• **Exercise prompt**: Wherever the string "types" appears in the listing, copy that line.
— begin Extracted information —
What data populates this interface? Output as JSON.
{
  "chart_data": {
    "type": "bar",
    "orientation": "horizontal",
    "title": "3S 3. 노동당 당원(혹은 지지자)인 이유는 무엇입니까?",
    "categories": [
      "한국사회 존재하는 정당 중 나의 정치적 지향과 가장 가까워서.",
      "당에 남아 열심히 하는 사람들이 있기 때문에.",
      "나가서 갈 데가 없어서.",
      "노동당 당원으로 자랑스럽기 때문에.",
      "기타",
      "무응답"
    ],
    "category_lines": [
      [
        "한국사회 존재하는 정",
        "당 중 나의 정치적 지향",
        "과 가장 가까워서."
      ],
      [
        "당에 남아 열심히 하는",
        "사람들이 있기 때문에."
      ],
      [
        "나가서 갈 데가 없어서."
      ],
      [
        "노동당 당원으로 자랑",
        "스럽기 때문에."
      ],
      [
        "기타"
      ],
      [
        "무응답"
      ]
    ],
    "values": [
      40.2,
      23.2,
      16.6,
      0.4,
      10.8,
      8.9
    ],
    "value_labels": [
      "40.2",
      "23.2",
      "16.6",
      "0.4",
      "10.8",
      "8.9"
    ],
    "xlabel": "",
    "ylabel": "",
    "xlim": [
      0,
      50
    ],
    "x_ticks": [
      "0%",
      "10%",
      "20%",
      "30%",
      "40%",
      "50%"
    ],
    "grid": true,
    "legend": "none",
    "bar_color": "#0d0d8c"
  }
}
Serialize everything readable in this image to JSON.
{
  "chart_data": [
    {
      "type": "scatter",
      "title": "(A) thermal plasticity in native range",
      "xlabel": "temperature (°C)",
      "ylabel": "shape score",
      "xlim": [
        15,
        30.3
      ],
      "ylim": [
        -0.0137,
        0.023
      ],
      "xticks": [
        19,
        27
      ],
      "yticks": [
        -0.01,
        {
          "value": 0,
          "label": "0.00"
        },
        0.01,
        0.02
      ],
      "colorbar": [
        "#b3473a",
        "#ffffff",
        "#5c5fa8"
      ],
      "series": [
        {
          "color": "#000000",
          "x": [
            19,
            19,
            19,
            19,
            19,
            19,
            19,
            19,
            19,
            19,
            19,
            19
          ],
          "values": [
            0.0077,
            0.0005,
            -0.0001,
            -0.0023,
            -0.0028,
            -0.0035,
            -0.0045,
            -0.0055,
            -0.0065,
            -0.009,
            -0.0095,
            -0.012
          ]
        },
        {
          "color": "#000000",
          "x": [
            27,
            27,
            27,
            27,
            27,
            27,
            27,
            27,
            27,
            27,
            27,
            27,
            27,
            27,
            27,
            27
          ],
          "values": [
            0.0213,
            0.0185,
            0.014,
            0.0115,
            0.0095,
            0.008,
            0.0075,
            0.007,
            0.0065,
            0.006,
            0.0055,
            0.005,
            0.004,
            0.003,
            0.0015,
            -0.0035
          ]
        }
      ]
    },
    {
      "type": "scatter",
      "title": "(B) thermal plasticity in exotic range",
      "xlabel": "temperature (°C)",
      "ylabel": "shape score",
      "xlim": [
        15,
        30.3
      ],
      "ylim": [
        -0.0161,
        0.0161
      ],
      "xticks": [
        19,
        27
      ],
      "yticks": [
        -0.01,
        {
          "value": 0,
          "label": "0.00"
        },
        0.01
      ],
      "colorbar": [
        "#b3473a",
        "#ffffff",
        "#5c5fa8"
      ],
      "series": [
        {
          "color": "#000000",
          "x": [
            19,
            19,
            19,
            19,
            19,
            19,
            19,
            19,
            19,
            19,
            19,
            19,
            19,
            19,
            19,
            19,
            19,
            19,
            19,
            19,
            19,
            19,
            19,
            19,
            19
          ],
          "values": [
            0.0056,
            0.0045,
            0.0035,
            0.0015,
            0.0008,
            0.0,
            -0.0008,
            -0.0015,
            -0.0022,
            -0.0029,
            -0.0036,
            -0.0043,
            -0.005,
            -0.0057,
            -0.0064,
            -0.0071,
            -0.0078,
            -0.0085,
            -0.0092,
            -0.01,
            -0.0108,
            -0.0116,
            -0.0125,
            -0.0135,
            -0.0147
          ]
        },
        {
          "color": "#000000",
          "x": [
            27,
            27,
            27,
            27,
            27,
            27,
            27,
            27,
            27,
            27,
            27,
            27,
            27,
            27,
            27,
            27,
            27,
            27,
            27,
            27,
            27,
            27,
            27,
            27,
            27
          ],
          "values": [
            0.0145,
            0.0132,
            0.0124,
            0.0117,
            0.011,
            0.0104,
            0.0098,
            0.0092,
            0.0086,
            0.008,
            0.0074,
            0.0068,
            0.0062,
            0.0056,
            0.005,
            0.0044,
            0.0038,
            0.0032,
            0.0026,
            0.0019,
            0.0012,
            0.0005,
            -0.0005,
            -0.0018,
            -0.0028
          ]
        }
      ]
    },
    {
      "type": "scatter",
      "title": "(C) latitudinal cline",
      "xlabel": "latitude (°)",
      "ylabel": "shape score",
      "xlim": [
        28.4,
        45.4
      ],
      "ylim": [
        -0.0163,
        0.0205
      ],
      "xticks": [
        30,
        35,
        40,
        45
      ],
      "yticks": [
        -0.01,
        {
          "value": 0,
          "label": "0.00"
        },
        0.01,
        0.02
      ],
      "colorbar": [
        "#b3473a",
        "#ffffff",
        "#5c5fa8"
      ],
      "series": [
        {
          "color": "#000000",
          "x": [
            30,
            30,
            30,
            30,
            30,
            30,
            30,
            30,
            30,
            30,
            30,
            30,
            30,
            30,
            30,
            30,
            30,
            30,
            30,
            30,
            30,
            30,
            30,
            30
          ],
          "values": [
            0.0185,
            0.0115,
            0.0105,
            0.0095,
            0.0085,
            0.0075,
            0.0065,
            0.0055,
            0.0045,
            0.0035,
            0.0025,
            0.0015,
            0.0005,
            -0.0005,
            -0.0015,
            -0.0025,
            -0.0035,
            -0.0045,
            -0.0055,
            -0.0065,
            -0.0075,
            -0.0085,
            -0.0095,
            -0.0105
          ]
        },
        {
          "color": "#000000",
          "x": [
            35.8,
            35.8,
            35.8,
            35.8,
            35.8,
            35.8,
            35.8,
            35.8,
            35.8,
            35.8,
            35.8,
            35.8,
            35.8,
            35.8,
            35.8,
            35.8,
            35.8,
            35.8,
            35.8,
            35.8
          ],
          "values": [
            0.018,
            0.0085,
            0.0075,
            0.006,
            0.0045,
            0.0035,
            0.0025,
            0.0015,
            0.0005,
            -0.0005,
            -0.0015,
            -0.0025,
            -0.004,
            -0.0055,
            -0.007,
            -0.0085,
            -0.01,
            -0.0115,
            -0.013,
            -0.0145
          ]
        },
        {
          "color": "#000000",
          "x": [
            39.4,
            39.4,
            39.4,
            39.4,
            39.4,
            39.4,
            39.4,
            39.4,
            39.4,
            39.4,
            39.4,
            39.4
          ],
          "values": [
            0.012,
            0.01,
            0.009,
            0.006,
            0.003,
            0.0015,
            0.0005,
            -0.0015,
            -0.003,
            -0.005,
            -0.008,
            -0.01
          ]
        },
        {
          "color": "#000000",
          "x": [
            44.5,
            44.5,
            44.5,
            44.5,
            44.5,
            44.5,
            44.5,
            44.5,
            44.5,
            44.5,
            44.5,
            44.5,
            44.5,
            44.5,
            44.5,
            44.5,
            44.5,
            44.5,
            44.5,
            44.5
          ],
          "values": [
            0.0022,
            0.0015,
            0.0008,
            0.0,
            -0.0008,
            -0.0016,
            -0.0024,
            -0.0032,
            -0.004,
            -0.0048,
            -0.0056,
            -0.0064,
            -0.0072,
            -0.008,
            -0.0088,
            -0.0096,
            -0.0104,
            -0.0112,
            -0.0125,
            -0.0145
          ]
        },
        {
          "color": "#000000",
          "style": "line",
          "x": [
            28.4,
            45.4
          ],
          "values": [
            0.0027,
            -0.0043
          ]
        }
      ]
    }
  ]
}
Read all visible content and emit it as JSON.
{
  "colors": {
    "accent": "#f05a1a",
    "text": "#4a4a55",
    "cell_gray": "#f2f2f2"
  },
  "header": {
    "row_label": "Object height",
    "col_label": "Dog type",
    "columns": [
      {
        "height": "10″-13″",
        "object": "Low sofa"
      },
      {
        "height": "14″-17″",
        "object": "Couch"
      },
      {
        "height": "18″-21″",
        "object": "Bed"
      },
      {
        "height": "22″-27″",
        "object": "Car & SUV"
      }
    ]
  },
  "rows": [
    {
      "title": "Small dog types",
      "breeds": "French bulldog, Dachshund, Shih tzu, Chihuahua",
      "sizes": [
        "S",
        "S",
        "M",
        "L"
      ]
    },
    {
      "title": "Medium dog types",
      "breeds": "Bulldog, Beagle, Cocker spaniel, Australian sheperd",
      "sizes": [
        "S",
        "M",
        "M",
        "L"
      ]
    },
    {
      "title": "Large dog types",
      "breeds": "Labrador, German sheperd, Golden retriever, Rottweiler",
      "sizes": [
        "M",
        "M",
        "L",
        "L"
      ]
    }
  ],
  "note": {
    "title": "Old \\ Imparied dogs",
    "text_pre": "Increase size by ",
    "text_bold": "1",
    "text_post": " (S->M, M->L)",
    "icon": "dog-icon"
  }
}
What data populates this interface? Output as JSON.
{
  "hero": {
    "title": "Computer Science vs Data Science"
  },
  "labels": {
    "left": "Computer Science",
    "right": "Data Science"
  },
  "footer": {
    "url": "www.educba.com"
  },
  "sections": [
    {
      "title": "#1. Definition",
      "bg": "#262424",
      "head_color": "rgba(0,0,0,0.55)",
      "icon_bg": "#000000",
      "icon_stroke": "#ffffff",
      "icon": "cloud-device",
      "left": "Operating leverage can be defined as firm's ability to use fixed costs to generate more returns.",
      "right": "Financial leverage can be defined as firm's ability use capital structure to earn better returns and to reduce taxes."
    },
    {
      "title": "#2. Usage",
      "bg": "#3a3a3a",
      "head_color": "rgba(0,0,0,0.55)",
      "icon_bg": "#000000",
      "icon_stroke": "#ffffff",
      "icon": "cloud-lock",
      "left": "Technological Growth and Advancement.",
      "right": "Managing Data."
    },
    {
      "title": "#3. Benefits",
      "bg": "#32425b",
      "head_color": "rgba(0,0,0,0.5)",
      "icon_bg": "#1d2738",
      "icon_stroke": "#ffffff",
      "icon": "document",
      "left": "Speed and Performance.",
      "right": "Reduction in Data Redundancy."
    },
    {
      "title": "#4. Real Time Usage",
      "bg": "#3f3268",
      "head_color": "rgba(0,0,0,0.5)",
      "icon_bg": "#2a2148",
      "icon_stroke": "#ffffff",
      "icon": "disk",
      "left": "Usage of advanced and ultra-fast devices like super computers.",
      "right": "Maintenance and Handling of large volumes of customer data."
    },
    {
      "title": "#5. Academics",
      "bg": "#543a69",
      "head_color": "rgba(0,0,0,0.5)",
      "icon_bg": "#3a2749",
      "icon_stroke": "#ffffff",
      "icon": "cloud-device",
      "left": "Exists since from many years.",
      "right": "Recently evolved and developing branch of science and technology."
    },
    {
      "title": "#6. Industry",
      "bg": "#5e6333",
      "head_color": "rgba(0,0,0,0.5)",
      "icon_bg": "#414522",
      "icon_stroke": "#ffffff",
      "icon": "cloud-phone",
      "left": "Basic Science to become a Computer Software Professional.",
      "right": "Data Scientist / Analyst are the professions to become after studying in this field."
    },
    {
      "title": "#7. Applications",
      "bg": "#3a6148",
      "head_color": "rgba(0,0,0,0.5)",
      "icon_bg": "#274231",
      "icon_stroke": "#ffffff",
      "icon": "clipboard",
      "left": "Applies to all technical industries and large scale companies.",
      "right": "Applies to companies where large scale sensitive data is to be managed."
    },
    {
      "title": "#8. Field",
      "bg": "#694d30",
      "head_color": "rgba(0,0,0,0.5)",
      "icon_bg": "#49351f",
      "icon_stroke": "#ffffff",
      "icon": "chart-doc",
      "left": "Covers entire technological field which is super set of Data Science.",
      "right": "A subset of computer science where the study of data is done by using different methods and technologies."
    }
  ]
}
— end Extracted information —
• **Reply**:
      "title": "Small dog types",
      "title": "Medium dog types",
      "title": "Large dog types",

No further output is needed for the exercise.